▸ **Written problem**
Arrange the lines from the start through the line containing "comment-age: 4d [113,143,140,170]" as a Markdown table with the columns No. and Line, one row per line, numbered in order and skipping any blank lines.

▸ **Material**
┄┄┄┄┄┄

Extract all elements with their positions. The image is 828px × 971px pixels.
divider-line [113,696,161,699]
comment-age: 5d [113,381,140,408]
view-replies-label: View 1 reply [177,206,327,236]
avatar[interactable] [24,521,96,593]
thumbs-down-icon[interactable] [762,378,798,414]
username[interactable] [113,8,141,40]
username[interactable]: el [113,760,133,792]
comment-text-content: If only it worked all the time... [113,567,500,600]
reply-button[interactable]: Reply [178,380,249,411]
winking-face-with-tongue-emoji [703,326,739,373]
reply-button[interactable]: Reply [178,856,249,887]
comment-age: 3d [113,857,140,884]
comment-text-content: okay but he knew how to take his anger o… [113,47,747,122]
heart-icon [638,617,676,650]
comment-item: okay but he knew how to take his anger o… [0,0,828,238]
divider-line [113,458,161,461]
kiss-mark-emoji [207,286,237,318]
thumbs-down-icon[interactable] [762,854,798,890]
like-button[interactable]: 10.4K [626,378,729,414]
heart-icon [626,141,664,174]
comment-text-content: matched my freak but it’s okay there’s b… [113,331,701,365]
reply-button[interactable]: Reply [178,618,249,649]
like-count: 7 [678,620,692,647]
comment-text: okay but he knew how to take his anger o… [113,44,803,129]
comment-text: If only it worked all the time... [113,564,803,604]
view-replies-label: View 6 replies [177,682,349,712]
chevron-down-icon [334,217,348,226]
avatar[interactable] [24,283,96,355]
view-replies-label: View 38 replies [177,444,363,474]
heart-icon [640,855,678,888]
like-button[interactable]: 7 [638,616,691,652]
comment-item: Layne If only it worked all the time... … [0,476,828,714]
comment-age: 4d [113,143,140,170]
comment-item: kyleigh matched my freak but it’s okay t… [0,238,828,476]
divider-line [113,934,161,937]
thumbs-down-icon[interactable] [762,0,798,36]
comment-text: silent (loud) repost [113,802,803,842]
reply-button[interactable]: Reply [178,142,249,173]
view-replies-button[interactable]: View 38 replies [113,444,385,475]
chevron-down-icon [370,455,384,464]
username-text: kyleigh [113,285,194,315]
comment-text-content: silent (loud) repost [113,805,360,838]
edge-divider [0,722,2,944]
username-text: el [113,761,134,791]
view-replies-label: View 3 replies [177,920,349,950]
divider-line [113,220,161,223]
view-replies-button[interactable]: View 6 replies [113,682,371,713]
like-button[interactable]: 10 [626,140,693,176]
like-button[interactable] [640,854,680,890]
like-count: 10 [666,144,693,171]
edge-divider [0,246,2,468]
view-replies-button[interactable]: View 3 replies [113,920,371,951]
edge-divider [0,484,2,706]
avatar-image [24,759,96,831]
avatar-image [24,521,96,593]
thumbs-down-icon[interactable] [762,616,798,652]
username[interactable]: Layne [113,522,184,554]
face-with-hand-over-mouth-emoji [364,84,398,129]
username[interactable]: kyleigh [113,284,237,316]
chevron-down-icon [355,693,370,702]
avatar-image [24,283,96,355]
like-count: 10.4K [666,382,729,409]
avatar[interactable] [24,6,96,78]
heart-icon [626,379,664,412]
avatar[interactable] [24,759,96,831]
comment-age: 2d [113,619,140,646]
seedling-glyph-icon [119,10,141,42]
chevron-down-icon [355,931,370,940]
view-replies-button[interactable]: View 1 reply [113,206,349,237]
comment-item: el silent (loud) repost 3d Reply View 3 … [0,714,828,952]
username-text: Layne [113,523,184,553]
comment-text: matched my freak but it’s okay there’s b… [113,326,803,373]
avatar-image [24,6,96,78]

┄┄┄┄┄┄

▸ **Solved problem**
| No. | Line |
|---|---|
| 1 | Extract all elements with their positions. The image is 828px × 971px pixels. |
| 2 | divider-line [113,696,161,699] |
| 3 | comment-age: 5d [113,381,140,408] |
| 4 | view-replies-label: View 1 reply [177,206,327,236] |
| 5 | avatar[interactable] [24,521,96,593] |
| 6 | thumbs-down-icon[interactable] [762,378,798,414] |
| 7 | username[interactable] [113,8,141,40] |
| 8 | username[interactable]: el [113,760,133,792] |
| 9 | comment-text-content: If only it worked all the time... [113,567,500,600] |
| 10 | reply-button[interactable]: Reply [178,380,249,411] |
| 11 | winking-face-with-tongue-emoji [703,326,739,373] |
| 12 | reply-button[interactable]: Reply [178,856,249,887] |
| 13 | comment-age: 3d [113,857,140,884] |
| 14 | comment-text-content: okay but he knew how to take his anger o… [113,47,747,122] |
| 15 | heart-icon [638,617,676,650] |
| 16 | comment-item: okay but he knew how to take his anger o… [0,0,828,238] |
| 17 | divider-line [113,458,161,461] |
| 18 | kiss-mark-emoji [207,286,237,318] |
| 19 | thumbs-down-icon[interactable] [762,854,798,890] |
| 20 | like-button[interactable]: 10.4K [626,378,729,414] |
| 21 | heart-icon [626,141,664,174] |
| 22 | comment-text-content: matched my freak but it’s okay there’s b… [113,331,701,365] |
| 23 | reply-button[interactable]: Reply [178,618,249,649] |
| 24 | like-count: 7 [678,620,692,647] |
| 25 | comment-text: okay but he knew how to take his anger o… [113,44,803,129] |
| 26 | comment-text: If only it worked all the time... [113,564,803,604] |
| 27 | view-replies-label: View 6 replies [177,682,349,712] |
| 28 | chevron-down-icon [334,217,348,226] |
| 29 | avatar[interactable] [24,283,96,355] |
| 30 | view-replies-label: View 38 replies [177,444,363,474] |
| 31 | heart-icon [640,855,678,888] |
| 32 | like-button[interactable]: 7 [638,616,691,652] |
| 33 | comment-item: Layne If only it worked all the time... … [0,476,828,714] |
| 34 | comment-age: 4d [113,143,140,170] |